TASK TO COMPLETE = Sort through the entries below and pull out lines containing the word "setting".

(Data excerpts)

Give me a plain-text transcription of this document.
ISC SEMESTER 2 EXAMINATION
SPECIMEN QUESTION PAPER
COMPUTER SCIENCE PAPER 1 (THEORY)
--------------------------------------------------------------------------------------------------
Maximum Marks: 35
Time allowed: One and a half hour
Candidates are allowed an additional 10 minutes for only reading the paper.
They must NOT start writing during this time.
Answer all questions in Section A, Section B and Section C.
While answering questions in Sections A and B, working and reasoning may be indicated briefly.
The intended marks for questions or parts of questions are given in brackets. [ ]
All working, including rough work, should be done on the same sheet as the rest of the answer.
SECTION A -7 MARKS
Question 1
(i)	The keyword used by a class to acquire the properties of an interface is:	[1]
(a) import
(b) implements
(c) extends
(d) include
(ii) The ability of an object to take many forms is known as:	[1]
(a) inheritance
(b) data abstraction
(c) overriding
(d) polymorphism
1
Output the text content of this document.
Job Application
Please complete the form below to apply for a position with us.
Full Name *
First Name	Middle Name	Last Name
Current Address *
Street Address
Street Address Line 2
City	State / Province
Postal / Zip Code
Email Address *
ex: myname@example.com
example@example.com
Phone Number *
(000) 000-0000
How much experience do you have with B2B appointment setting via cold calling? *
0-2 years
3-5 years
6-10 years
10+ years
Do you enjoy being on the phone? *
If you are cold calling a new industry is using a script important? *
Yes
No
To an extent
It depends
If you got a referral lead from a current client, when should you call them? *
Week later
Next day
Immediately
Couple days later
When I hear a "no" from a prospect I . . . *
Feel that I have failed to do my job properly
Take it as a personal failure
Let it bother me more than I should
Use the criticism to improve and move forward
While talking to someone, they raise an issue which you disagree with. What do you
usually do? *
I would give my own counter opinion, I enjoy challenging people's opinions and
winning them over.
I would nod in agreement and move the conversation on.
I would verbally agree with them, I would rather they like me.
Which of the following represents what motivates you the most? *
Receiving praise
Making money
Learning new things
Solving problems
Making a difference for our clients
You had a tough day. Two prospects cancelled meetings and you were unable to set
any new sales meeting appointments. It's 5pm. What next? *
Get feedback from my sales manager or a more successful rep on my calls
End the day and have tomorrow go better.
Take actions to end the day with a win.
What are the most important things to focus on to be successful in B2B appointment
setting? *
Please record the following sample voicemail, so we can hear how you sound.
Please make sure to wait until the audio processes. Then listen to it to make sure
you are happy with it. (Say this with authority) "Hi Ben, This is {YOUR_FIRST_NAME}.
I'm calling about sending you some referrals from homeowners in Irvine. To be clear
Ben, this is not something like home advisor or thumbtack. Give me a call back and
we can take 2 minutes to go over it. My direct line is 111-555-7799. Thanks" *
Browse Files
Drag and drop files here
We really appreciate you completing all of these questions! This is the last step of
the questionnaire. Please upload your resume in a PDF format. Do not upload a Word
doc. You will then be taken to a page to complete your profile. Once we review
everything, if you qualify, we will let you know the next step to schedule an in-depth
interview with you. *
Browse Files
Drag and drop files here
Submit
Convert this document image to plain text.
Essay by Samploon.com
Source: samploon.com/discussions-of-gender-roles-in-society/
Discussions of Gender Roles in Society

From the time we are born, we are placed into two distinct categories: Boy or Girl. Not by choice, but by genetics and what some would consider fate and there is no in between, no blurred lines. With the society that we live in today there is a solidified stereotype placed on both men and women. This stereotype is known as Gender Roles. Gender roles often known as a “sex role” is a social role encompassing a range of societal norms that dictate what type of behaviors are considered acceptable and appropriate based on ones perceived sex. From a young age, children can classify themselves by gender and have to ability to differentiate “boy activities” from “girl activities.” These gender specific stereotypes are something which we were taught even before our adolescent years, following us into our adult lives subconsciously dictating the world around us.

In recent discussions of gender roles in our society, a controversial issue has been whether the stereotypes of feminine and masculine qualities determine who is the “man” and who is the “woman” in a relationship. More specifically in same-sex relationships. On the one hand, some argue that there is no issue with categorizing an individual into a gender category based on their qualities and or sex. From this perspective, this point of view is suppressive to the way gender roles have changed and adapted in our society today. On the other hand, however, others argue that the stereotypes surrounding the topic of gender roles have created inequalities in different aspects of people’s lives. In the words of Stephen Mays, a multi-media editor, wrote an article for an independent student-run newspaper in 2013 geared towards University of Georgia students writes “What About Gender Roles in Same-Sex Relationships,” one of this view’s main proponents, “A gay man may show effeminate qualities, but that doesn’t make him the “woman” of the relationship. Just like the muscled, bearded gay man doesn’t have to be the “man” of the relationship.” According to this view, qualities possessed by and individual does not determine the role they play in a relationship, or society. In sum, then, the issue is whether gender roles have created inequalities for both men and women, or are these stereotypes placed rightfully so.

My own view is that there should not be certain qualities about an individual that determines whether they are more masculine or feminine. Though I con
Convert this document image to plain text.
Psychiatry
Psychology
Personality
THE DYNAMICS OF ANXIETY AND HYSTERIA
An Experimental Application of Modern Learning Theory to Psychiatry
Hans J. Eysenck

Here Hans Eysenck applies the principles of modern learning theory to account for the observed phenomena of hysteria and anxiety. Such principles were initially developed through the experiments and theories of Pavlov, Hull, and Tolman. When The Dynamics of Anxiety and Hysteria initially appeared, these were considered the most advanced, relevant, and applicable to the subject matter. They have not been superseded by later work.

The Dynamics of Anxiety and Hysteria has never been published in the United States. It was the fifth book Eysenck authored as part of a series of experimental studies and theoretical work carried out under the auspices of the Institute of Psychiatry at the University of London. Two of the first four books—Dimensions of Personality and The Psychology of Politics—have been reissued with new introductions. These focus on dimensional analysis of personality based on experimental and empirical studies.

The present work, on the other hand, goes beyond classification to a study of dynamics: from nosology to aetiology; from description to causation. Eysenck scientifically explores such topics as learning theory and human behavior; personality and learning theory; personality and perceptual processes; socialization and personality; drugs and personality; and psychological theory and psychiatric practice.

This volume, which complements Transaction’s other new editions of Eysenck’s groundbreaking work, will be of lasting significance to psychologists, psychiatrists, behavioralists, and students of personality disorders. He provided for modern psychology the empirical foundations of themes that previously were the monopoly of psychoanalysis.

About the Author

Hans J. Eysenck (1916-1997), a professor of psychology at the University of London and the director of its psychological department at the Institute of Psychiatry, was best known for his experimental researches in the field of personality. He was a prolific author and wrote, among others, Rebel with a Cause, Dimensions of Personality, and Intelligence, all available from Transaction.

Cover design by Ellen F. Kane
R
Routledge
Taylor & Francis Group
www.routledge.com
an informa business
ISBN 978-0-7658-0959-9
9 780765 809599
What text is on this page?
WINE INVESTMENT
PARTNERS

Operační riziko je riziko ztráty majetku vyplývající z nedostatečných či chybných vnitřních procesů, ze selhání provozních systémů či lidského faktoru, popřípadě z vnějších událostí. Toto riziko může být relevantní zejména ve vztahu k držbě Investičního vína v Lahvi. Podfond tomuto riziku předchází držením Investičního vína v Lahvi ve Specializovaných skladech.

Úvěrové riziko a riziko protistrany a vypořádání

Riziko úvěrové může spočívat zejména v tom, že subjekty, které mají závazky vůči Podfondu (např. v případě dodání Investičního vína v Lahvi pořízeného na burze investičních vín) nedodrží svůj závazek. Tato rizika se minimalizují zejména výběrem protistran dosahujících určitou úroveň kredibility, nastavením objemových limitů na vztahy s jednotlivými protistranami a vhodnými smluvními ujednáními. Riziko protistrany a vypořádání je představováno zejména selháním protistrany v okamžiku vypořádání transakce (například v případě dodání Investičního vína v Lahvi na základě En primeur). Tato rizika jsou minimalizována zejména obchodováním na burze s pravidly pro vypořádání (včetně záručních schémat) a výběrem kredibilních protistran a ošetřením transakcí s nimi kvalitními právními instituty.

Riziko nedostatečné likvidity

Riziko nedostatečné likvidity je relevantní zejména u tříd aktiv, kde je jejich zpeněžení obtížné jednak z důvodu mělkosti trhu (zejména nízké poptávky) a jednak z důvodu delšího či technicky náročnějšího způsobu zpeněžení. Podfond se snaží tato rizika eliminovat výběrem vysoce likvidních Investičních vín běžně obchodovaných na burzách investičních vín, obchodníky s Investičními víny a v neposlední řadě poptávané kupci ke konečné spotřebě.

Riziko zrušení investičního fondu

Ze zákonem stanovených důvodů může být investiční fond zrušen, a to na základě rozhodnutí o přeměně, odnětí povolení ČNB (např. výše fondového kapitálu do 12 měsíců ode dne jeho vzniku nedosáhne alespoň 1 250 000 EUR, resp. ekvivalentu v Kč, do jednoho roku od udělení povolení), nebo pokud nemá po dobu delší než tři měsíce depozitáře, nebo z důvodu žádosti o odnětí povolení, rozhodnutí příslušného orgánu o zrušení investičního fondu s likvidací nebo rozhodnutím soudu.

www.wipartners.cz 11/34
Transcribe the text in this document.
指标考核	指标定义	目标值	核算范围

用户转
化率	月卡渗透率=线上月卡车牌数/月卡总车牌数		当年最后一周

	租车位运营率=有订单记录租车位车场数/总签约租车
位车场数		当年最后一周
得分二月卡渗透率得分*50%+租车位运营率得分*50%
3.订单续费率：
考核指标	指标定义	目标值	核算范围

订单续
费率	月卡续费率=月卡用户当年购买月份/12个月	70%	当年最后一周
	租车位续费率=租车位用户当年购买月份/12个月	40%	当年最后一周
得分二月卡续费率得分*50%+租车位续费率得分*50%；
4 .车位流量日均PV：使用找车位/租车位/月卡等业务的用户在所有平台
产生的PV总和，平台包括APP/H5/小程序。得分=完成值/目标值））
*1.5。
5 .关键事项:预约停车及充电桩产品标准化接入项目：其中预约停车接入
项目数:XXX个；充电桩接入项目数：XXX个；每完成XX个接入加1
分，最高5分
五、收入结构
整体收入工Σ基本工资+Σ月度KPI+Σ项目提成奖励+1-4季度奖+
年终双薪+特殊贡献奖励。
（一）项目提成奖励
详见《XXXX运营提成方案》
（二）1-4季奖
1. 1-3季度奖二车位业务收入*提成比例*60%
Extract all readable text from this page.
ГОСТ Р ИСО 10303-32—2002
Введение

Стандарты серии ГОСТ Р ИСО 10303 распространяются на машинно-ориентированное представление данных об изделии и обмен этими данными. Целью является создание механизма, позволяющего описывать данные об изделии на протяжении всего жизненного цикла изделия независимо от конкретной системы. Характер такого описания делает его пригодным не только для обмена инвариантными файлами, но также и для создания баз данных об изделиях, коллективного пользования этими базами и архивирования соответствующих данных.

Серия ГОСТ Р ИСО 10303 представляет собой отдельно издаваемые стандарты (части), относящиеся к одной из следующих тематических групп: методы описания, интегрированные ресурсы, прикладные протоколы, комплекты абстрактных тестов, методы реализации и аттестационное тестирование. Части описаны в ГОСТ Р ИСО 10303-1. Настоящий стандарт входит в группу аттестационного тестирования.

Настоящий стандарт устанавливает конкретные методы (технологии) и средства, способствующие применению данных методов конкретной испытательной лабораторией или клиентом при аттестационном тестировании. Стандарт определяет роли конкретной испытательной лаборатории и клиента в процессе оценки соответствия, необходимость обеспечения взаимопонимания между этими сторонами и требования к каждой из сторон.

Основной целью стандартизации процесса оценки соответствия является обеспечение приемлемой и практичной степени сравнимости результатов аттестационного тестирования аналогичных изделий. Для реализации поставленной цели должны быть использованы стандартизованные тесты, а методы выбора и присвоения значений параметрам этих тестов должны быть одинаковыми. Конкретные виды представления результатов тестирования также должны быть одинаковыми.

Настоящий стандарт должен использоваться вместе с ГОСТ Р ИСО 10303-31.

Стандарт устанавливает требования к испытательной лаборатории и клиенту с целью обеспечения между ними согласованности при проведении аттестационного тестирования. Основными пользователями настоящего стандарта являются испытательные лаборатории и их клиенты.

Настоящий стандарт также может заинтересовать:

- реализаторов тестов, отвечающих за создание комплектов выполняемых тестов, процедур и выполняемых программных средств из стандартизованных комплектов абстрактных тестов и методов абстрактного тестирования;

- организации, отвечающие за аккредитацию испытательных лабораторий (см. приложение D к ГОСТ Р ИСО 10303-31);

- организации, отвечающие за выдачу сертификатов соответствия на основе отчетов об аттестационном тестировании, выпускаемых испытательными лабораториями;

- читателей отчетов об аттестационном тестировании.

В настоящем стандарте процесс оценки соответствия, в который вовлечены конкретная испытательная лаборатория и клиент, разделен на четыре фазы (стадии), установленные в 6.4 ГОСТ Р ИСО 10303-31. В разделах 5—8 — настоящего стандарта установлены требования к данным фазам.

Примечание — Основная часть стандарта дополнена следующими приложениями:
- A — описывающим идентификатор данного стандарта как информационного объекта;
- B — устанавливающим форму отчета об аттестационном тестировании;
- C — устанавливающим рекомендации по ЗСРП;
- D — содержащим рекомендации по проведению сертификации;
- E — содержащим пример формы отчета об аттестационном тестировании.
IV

EXERCISE RESULT =
How much experience do you have with B2B appointment setting via cold calling? *
setting? *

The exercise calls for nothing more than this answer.